**AIM OF THE EXERCISE**. All entries are to be quoted exactly; the images stay out of the copy.

**Dataset records**.

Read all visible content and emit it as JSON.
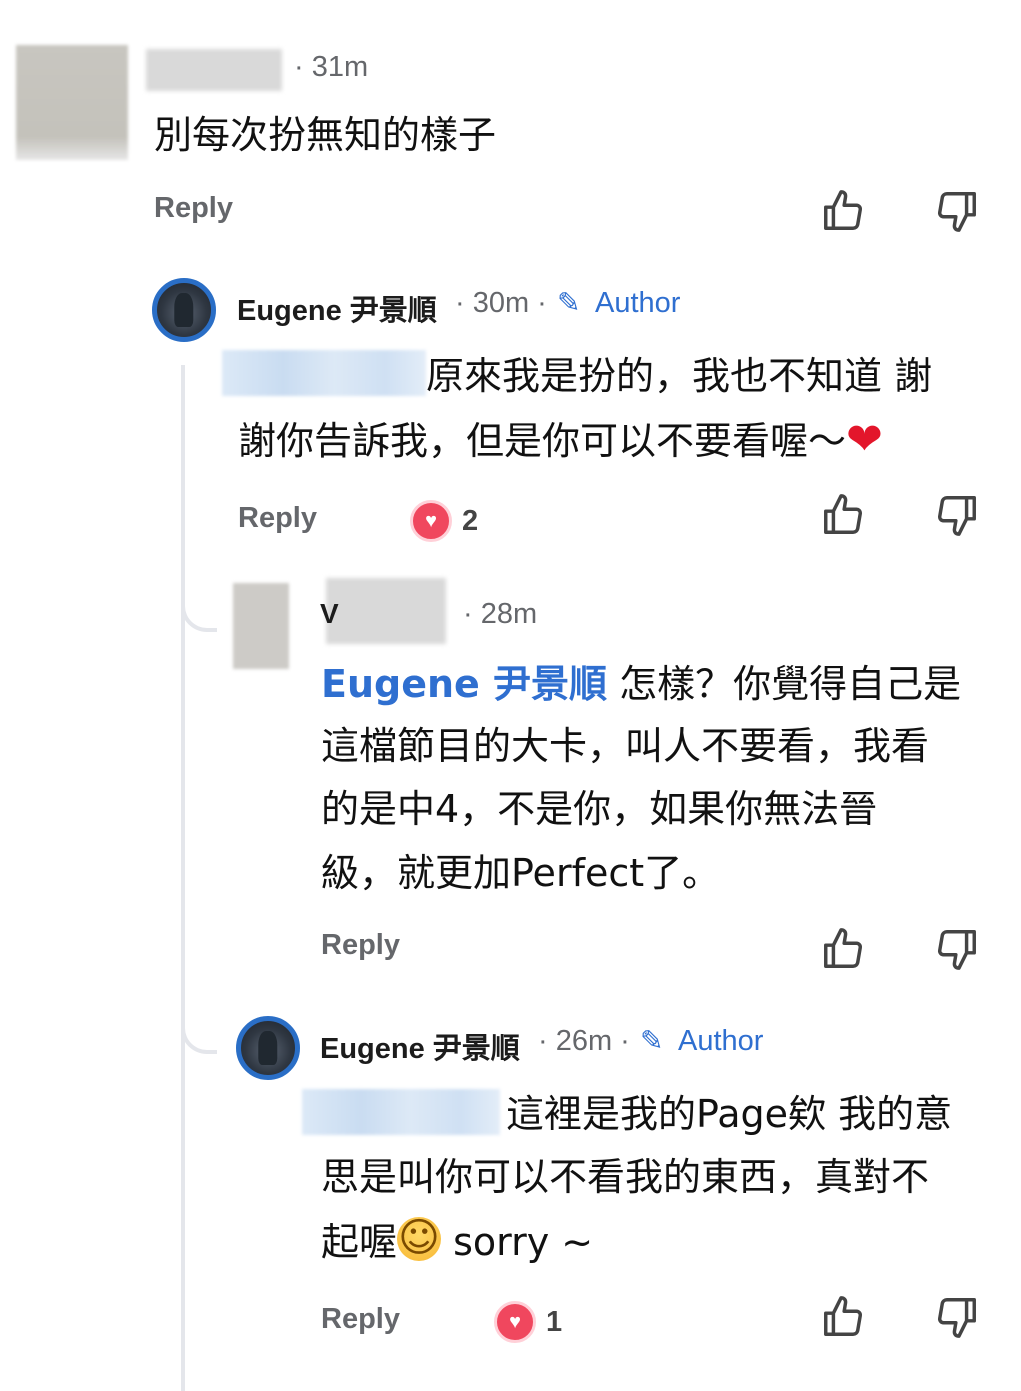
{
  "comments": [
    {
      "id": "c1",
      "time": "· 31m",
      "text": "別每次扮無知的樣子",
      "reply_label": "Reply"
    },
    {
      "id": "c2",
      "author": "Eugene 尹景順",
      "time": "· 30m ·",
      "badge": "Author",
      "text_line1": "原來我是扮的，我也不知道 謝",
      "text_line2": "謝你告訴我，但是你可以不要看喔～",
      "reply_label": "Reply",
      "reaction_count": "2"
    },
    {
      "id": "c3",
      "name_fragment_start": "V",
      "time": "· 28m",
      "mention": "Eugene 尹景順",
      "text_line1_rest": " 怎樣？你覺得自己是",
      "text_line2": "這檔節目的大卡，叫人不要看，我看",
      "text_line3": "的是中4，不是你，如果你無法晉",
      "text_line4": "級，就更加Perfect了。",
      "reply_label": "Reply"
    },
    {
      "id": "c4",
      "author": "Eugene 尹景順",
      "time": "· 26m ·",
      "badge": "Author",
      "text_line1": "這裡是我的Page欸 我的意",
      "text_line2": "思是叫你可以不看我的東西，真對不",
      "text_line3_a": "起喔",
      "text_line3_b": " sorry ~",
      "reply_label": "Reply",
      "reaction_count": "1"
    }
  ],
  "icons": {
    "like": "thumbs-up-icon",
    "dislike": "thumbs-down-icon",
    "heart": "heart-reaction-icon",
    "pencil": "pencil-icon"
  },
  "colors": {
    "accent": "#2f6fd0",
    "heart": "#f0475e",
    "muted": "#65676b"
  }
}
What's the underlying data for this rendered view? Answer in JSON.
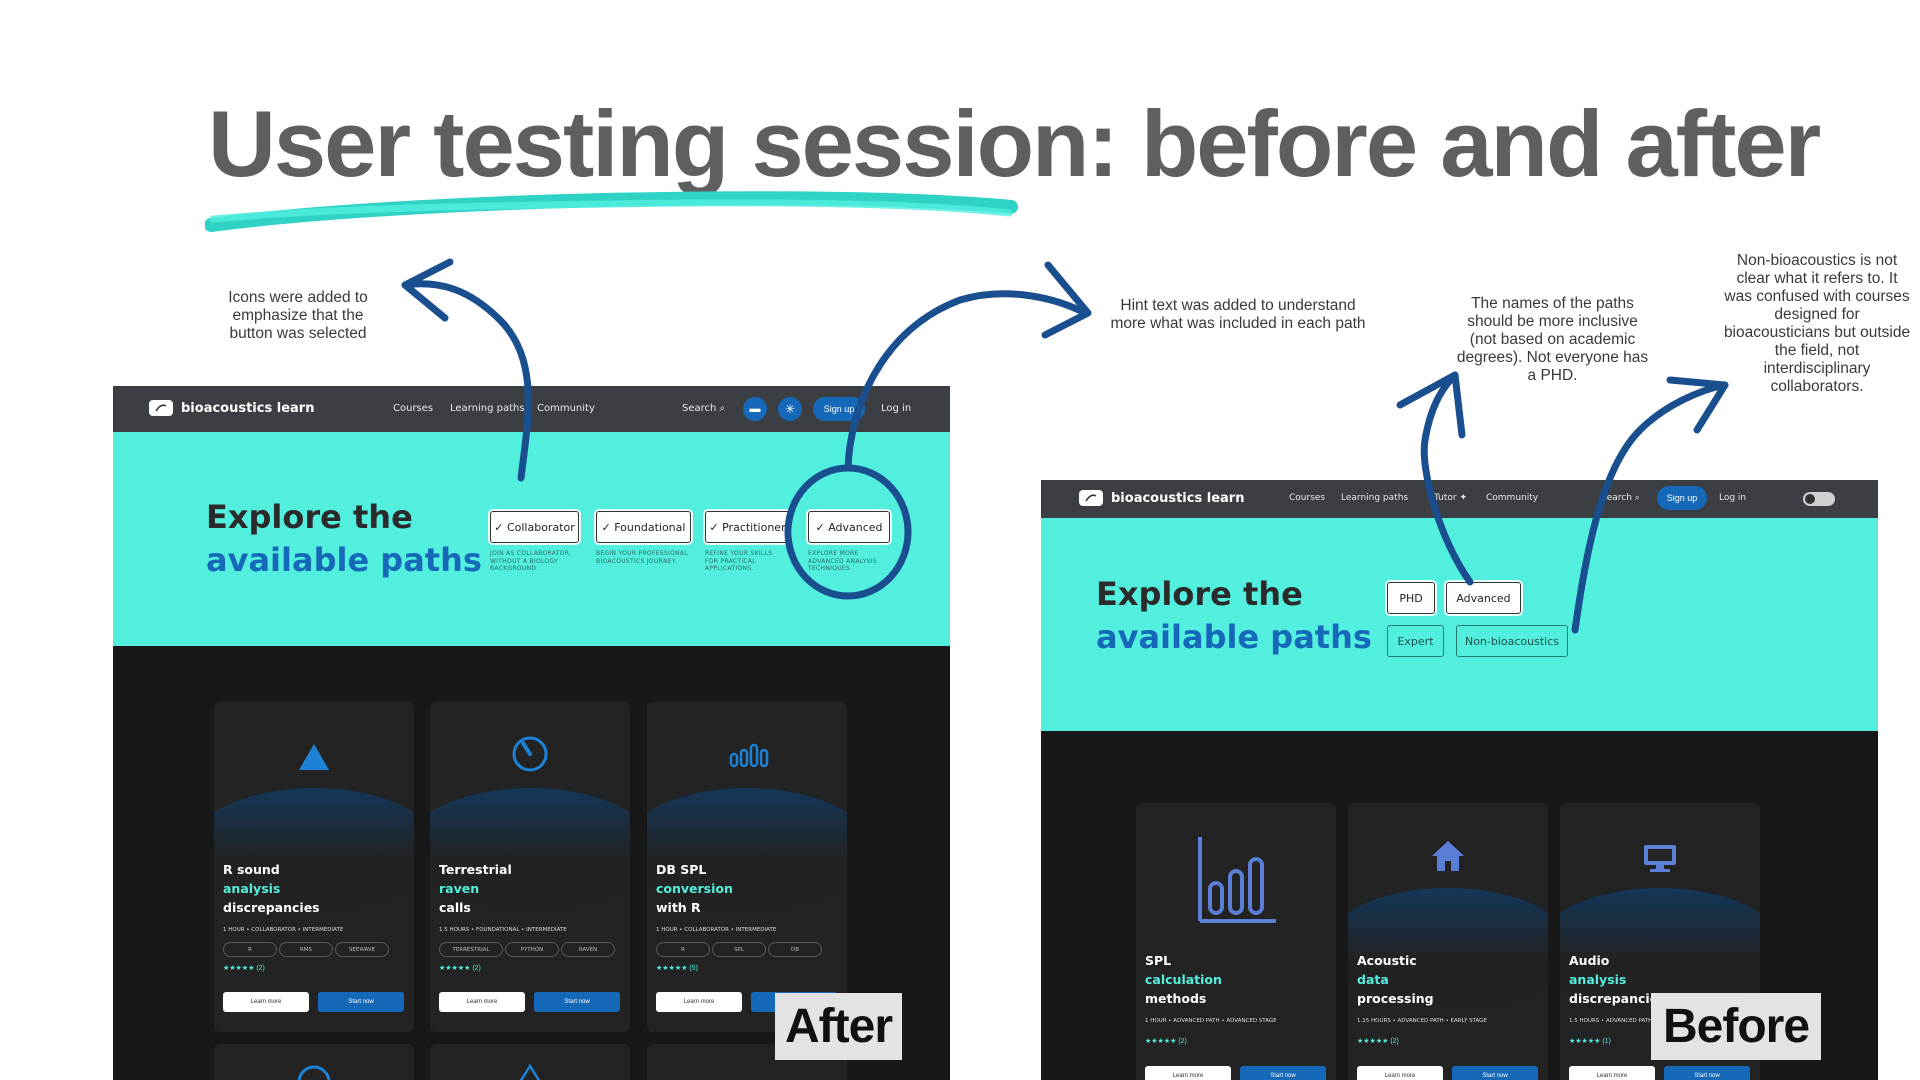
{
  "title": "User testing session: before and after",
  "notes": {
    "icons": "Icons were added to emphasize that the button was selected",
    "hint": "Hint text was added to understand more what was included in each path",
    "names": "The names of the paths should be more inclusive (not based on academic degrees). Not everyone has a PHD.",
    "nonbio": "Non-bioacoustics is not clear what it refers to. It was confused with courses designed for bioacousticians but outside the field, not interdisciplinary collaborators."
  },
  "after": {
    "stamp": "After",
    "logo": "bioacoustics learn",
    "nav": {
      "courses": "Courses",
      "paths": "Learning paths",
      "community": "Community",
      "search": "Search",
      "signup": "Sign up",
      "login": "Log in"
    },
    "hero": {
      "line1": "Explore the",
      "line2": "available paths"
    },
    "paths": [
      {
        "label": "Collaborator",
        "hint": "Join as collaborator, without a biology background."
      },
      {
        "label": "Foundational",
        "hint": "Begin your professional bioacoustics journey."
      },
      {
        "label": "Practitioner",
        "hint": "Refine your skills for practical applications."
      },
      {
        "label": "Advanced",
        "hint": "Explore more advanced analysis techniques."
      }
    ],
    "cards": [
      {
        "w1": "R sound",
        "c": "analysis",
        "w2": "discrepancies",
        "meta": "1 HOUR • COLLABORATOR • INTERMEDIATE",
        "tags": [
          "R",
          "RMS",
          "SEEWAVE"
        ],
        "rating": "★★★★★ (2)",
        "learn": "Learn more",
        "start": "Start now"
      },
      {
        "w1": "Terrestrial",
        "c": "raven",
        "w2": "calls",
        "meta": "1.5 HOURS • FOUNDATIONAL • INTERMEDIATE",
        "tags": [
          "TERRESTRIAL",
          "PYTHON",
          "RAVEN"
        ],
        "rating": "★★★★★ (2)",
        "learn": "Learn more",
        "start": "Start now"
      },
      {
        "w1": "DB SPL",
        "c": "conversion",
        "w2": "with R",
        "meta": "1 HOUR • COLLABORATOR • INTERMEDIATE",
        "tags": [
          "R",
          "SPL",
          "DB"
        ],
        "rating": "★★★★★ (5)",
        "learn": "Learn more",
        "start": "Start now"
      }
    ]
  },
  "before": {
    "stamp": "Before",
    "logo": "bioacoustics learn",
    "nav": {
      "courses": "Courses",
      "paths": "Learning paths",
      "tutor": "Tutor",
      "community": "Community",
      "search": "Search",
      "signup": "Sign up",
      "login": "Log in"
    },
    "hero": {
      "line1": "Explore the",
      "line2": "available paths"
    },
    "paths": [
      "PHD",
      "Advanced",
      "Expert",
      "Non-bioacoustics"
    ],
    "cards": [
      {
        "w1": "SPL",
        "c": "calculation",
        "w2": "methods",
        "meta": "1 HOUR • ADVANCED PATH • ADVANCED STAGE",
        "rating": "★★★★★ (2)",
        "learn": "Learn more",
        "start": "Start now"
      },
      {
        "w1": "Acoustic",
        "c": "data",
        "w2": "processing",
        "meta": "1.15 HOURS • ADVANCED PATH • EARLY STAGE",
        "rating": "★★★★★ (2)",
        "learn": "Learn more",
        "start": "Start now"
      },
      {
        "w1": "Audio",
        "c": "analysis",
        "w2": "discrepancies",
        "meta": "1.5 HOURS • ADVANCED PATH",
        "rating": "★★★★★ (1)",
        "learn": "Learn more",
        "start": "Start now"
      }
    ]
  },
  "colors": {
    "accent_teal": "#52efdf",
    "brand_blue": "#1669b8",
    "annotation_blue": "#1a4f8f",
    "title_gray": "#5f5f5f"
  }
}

**THE RESULT**.
Read all visible content and emit it as JSON.
{
  "comments": [
    {
      "id": "c1",
      "time": "· 31m",
      "text": "別每次扮無知的樣子",
      "reply_label": "Reply"
    },
    {
      "id": "c2",
      "author": "Eugene 尹景順",
      "time": "· 30m ·",
      "badge": "Author",
      "text_line1": "原來我是扮的，我也不知道 謝",
      "text_line2": "謝你告訴我，但是你可以不要看喔～",
      "reply_label": "Reply",
      "reaction_count": "2"
    },
    {
      "id": "c3",
      "name_fragment_start": "V",
      "time": "· 28m",
      "mention": "Eugene 尹景順",
      "text_line1_rest": " 怎樣？你覺得自己是",
      "text_line2": "這檔節目的大卡，叫人不要看，我看",
      "text_line3": "的是中4，不是你，如果你無法晉",
      "text_line4": "級，就更加Perfect了。",
      "reply_label": "Reply"
    },
    {
      "id": "c4",
      "author": "Eugene 尹景順",
      "time": "· 26m ·",
      "badge": "Author",
      "text_line1": "這裡是我的Page欸 我的意",
      "text_line2": "思是叫你可以不看我的東西，真對不",
      "text_line3_a": "起喔",
      "text_line3_b": " sorry ~",
      "reply_label": "Reply",
      "reaction_count": "1"
    }
  ],
  "icons": {
    "like": "thumbs-up-icon",
    "dislike": "thumbs-down-icon",
    "heart": "heart-reaction-icon",
    "pencil": "pencil-icon"
  },
  "colors": {
    "accent": "#2f6fd0",
    "heart": "#f0475e",
    "muted": "#65676b"
  }
}
What's the underlying data for this rendered view? Answer in JSON.
{
  "title": "User testing session: before and after",
  "notes": {
    "icons": "Icons were added to emphasize that the button was selected",
    "hint": "Hint text was added to understand more what was included in each path",
    "names": "The names of the paths should be more inclusive (not based on academic degrees). Not everyone has a PHD.",
    "nonbio": "Non-bioacoustics is not clear what it refers to. It was confused with courses designed for bioacousticians but outside the field, not interdisciplinary collaborators."
  },
  "after": {
    "stamp": "After",
    "logo": "bioacoustics learn",
    "nav": {
      "courses": "Courses",
      "paths": "Learning paths",
      "community": "Community",
      "search": "Search",
      "signup": "Sign up",
      "login": "Log in"
    },
    "hero": {
      "line1": "Explore the",
      "line2": "available paths"
    },
    "paths": [
      {
        "label": "Collaborator",
        "hint": "Join as collaborator, without a biology background."
      },
      {
        "label": "Foundational",
        "hint": "Begin your professional bioacoustics journey."
      },
      {
        "label": "Practitioner",
        "hint": "Refine your skills for practical applications."
      },
      {
        "label": "Advanced",
        "hint": "Explore more advanced analysis techniques."
      }
    ],
    "cards": [
      {
        "w1": "R sound",
        "c": "analysis",
        "w2": "discrepancies",
        "meta": "1 HOUR • COLLABORATOR • INTERMEDIATE",
        "tags": [
          "R",
          "RMS",
          "SEEWAVE"
        ],
        "rating": "★★★★★ (2)",
        "learn": "Learn more",
        "start": "Start now"
      },
      {
        "w1": "Terrestrial",
        "c": "raven",
        "w2": "calls",
        "meta": "1.5 HOURS • FOUNDATIONAL • INTERMEDIATE",
        "tags": [
          "TERRESTRIAL",
          "PYTHON",
          "RAVEN"
        ],
        "rating": "★★★★★ (2)",
        "learn": "Learn more",
        "start": "Start now"
      },
      {
        "w1": "DB SPL",
        "c": "conversion",
        "w2": "with R",
        "meta": "1 HOUR • COLLABORATOR • INTERMEDIATE",
        "tags": [
          "R",
          "SPL",
          "DB"
        ],
        "rating": "★★★★★ (5)",
        "learn": "Learn more",
        "start": "Start now"
      }
    ]
  },
  "before": {
    "stamp": "Before",
    "logo": "bioacoustics learn",
    "nav": {
      "courses": "Courses",
      "paths": "Learning paths",
      "tutor": "Tutor",
      "community": "Community",
      "search": "Search",
      "signup": "Sign up",
      "login": "Log in"
    },
    "hero": {
      "line1": "Explore the",
      "line2": "available paths"
    },
    "paths": [
      "PHD",
      "Advanced",
      "Expert",
      "Non-bioacoustics"
    ],
    "cards": [
      {
        "w1": "SPL",
        "c": "calculation",
        "w2": "methods",
        "meta": "1 HOUR • ADVANCED PATH • ADVANCED STAGE",
        "rating": "★★★★★ (2)",
        "learn": "Learn more",
        "start": "Start now"
      },
      {
        "w1": "Acoustic",
        "c": "data",
        "w2": "processing",
        "meta": "1.15 HOURS • ADVANCED PATH • EARLY STAGE",
        "rating": "★★★★★ (2)",
        "learn": "Learn more",
        "start": "Start now"
      },
      {
        "w1": "Audio",
        "c": "analysis",
        "w2": "discrepancies",
        "meta": "1.5 HOURS • ADVANCED PATH",
        "rating": "★★★★★ (1)",
        "learn": "Learn more",
        "start": "Start now"
      }
    ]
  },
  "colors": {
    "accent_teal": "#52efdf",
    "brand_blue": "#1669b8",
    "annotation_blue": "#1a4f8f",
    "title_gray": "#5f5f5f"
  }
}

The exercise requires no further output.